=== What is needed ===
Using the material that follows, identify and copy each line with the string "医学衷中参西录".
----
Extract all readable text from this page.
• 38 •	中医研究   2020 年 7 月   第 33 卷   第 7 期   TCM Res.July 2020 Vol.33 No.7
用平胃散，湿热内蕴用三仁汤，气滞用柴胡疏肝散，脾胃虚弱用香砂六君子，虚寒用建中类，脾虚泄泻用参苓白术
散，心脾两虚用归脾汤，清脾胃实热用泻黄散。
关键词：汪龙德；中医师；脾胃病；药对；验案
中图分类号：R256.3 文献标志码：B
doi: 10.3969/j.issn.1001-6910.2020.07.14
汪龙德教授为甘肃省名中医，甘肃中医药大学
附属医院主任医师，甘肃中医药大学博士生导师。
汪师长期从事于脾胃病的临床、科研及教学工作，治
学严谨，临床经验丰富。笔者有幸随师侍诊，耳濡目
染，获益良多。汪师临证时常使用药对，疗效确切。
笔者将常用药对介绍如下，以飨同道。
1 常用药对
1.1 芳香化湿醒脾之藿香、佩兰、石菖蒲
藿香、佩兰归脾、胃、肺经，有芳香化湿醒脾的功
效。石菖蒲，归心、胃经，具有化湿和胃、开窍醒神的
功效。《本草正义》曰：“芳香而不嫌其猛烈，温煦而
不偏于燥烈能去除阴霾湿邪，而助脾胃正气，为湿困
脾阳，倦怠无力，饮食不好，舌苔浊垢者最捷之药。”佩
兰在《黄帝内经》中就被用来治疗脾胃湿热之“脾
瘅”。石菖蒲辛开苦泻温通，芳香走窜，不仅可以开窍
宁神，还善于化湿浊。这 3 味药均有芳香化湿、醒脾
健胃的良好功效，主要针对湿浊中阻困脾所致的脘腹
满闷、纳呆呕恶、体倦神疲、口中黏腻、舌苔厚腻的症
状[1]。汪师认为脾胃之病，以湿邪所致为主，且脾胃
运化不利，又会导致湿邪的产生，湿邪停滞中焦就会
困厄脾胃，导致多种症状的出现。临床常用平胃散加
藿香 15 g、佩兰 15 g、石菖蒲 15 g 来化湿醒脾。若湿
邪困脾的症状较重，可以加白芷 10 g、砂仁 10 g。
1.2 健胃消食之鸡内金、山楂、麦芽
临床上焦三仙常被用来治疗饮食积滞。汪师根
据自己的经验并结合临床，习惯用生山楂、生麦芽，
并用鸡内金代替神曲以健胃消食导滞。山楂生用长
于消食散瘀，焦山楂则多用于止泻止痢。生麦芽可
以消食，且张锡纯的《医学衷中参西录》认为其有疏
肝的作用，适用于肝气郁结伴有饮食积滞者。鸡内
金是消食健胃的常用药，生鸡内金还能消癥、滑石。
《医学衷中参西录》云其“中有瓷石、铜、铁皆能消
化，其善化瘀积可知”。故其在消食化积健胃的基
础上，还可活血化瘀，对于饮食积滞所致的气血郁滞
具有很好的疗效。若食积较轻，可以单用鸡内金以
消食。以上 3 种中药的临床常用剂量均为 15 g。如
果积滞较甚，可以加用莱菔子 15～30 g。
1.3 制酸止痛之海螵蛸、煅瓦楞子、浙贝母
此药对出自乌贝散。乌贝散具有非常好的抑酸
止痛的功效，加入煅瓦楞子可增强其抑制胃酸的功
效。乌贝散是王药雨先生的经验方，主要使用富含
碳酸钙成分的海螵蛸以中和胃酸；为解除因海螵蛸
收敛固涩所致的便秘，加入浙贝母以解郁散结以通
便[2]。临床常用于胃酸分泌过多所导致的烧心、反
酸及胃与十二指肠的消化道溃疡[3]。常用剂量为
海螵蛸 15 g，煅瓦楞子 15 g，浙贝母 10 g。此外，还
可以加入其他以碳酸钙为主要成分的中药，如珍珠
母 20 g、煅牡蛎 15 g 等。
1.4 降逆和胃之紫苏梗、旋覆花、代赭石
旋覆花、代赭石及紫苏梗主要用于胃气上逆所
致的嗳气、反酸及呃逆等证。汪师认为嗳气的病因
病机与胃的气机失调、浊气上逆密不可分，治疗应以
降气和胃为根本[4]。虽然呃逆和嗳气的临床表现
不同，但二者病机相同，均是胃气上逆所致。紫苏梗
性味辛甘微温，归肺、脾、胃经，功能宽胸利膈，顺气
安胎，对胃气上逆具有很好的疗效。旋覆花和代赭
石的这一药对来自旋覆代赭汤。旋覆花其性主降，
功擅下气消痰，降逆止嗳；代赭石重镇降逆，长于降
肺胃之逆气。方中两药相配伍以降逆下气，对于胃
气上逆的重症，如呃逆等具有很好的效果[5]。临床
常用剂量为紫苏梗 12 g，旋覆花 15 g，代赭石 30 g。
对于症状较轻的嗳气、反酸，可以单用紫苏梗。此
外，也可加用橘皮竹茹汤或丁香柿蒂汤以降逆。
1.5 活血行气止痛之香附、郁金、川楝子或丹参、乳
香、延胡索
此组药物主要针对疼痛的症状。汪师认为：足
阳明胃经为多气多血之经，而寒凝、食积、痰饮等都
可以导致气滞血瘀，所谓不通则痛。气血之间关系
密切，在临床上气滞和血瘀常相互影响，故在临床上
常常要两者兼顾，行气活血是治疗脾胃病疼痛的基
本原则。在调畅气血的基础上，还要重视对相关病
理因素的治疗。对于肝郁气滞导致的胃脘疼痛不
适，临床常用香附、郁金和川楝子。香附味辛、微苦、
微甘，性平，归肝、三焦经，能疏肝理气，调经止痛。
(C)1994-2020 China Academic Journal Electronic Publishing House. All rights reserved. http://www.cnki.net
----
=== The solution ===
以消食，且张锡纯的《医学衷中参西录》认为其有疏
《医学衷中参西录》云其“中有瓷石、铜、铁皆能消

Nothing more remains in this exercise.